_Exercise materials_
********************
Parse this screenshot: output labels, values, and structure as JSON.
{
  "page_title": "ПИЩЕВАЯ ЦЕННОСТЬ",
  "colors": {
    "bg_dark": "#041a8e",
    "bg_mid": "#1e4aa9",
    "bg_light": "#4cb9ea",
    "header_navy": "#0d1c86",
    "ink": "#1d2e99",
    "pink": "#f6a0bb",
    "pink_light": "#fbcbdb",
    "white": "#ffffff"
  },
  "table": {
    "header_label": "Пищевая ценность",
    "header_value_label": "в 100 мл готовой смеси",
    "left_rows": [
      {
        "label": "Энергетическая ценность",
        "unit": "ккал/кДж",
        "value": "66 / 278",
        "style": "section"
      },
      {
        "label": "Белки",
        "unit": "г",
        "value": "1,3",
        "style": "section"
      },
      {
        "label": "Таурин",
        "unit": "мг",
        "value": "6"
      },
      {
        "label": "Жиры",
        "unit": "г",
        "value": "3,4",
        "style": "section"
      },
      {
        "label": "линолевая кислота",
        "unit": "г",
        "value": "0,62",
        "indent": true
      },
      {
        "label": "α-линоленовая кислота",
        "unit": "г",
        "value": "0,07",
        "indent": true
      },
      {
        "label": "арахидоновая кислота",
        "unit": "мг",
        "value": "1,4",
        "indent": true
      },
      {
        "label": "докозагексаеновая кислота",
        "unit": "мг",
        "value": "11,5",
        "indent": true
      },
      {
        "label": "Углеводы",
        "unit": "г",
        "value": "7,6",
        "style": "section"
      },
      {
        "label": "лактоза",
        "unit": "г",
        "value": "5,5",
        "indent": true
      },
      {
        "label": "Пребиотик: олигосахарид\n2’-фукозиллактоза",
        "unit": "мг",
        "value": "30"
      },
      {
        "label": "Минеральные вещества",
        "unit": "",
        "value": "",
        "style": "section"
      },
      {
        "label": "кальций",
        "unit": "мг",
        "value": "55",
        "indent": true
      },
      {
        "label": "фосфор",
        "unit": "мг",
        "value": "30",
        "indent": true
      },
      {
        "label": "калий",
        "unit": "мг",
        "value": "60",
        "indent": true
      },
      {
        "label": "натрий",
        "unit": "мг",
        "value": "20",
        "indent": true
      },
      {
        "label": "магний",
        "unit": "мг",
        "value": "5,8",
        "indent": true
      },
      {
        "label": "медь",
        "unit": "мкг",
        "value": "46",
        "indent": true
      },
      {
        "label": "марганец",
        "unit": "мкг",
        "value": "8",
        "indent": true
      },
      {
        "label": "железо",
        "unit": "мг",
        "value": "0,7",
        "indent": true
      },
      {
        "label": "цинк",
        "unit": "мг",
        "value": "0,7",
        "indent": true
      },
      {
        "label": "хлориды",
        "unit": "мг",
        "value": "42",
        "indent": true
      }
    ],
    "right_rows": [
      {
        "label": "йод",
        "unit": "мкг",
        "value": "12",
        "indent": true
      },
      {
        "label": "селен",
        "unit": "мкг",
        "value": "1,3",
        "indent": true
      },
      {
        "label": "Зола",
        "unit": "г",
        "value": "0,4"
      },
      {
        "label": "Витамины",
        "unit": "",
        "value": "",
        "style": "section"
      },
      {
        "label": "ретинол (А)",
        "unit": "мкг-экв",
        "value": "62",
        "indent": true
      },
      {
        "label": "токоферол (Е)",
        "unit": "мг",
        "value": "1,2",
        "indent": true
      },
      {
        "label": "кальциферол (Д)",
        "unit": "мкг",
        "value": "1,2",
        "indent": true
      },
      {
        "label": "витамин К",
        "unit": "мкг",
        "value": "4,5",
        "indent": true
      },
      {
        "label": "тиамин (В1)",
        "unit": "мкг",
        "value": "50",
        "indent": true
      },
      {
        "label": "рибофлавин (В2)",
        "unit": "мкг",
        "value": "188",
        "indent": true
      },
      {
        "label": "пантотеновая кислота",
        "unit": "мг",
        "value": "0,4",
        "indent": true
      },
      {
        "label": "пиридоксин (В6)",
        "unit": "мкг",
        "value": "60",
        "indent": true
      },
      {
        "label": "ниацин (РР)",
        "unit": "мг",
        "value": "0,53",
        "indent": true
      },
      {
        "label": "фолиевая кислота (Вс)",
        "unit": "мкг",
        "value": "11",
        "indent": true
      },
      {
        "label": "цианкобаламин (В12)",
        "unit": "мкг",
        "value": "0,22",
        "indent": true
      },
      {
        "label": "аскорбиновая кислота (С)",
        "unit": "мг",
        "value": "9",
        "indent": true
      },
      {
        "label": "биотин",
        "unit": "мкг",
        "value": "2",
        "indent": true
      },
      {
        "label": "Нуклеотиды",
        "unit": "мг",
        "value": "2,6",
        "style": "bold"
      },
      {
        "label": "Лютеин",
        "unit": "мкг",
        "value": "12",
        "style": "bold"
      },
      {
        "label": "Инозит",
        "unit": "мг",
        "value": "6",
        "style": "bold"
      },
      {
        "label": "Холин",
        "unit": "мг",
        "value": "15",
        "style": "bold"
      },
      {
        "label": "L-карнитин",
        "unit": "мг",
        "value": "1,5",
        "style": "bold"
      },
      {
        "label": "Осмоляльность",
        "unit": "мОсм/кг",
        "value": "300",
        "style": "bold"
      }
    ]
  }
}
********************
_Directions_
Reproduce all of the data exactly as given.

_Exercise response_
Parse this screenshot: output labels, values, and structure as JSON.
{
  "page_title": "ПИЩЕВАЯ ЦЕННОСТЬ",
  "colors": {
    "bg_dark": "#041a8e",
    "bg_mid": "#1e4aa9",
    "bg_light": "#4cb9ea",
    "header_navy": "#0d1c86",
    "ink": "#1d2e99",
    "pink": "#f6a0bb",
    "pink_light": "#fbcbdb",
    "white": "#ffffff"
  },
  "table": {
    "header_label": "Пищевая ценность",
    "header_value_label": "в 100 мл готовой смеси",
    "left_rows": [
      {
        "label": "Энергетическая ценность",
        "unit": "ккал/кДж",
        "value": "66 / 278",
        "style": "section"
      },
      {
        "label": "Белки",
        "unit": "г",
        "value": "1,3",
        "style": "section"
      },
      {
        "label": "Таурин",
        "unit": "мг",
        "value": "6"
      },
      {
        "label": "Жиры",
        "unit": "г",
        "value": "3,4",
        "style": "section"
      },
      {
        "label": "линолевая кислота",
        "unit": "г",
        "value": "0,62",
        "indent": true
      },
      {
        "label": "α-линоленовая кислота",
        "unit": "г",
        "value": "0,07",
        "indent": true
      },
      {
        "label": "арахидоновая кислота",
        "unit": "мг",
        "value": "1,4",
        "indent": true
      },
      {
        "label": "докозагексаеновая кислота",
        "unit": "мг",
        "value": "11,5",
        "indent": true
      },
      {
        "label": "Углеводы",
        "unit": "г",
        "value": "7,6",
        "style": "section"
      },
      {
        "label": "лактоза",
        "unit": "г",
        "value": "5,5",
        "indent": true
      },
      {
        "label": "Пребиотик: олигосахарид\n2’-фукозиллактоза",
        "unit": "мг",
        "value": "30"
      },
      {
        "label": "Минеральные вещества",
        "unit": "",
        "value": "",
        "style": "section"
      },
      {
        "label": "кальций",
        "unit": "мг",
        "value": "55",
        "indent": true
      },
      {
        "label": "фосфор",
        "unit": "мг",
        "value": "30",
        "indent": true
      },
      {
        "label": "калий",
        "unit": "мг",
        "value": "60",
        "indent": true
      },
      {
        "label": "натрий",
        "unit": "мг",
        "value": "20",
        "indent": true
      },
      {
        "label": "магний",
        "unit": "мг",
        "value": "5,8",
        "indent": true
      },
      {
        "label": "медь",
        "unit": "мкг",
        "value": "46",
        "indent": true
      },
      {
        "label": "марганец",
        "unit": "мкг",
        "value": "8",
        "indent": true
      },
      {
        "label": "железо",
        "unit": "мг",
        "value": "0,7",
        "indent": true
      },
      {
        "label": "цинк",
        "unit": "мг",
        "value": "0,7",
        "indent": true
      },
      {
        "label": "хлориды",
        "unit": "мг",
        "value": "42",
        "indent": true
      }
    ],
    "right_rows": [
      {
        "label": "йод",
        "unit": "мкг",
        "value": "12",
        "indent": true
      },
      {
        "label": "селен",
        "unit": "мкг",
        "value": "1,3",
        "indent": true
      },
      {
        "label": "Зола",
        "unit": "г",
        "value": "0,4"
      },
      {
        "label": "Витамины",
        "unit": "",
        "value": "",
        "style": "section"
      },
      {
        "label": "ретинол (А)",
        "unit": "мкг-экв",
        "value": "62",
        "indent": true
      },
      {
        "label": "токоферол (Е)",
        "unit": "мг",
        "value": "1,2",
        "indent": true
      },
      {
        "label": "кальциферол (Д)",
        "unit": "мкг",
        "value": "1,2",
        "indent": true
      },
      {
        "label": "витамин К",
        "unit": "мкг",
        "value": "4,5",
        "indent": true
      },
      {
        "label": "тиамин (В1)",
        "unit": "мкг",
        "value": "50",
        "indent": true
      },
      {
        "label": "рибофлавин (В2)",
        "unit": "мкг",
        "value": "188",
        "indent": true
      },
      {
        "label": "пантотеновая кислота",
        "unit": "мг",
        "value": "0,4",
        "indent": true
      },
      {
        "label": "пиридоксин (В6)",
        "unit": "мкг",
        "value": "60",
        "indent": true
      },
      {
        "label": "ниацин (РР)",
        "unit": "мг",
        "value": "0,53",
        "indent": true
      },
      {
        "label": "фолиевая кислота (Вс)",
        "unit": "мкг",
        "value": "11",
        "indent": true
      },
      {
        "label": "цианкобаламин (В12)",
        "unit": "мкг",
        "value": "0,22",
        "indent": true
      },
      {
        "label": "аскорбиновая кислота (С)",
        "unit": "мг",
        "value": "9",
        "indent": true
      },
      {
        "label": "биотин",
        "unit": "мкг",
        "value": "2",
        "indent": true
      },
      {
        "label": "Нуклеотиды",
        "unit": "мг",
        "value": "2,6",
        "style": "bold"
      },
      {
        "label": "Лютеин",
        "unit": "мкг",
        "value": "12",
        "style": "bold"
      },
      {
        "label": "Инозит",
        "unit": "мг",
        "value": "6",
        "style": "bold"
      },
      {
        "label": "Холин",
        "unit": "мг",
        "value": "15",
        "style": "bold"
      },
      {
        "label": "L-карнитин",
        "unit": "мг",
        "value": "1,5",
        "style": "bold"
      },
      {
        "label": "Осмоляльность",
        "unit": "мОсм/кг",
        "value": "300",
        "style": "bold"
      }
    ]
  }
}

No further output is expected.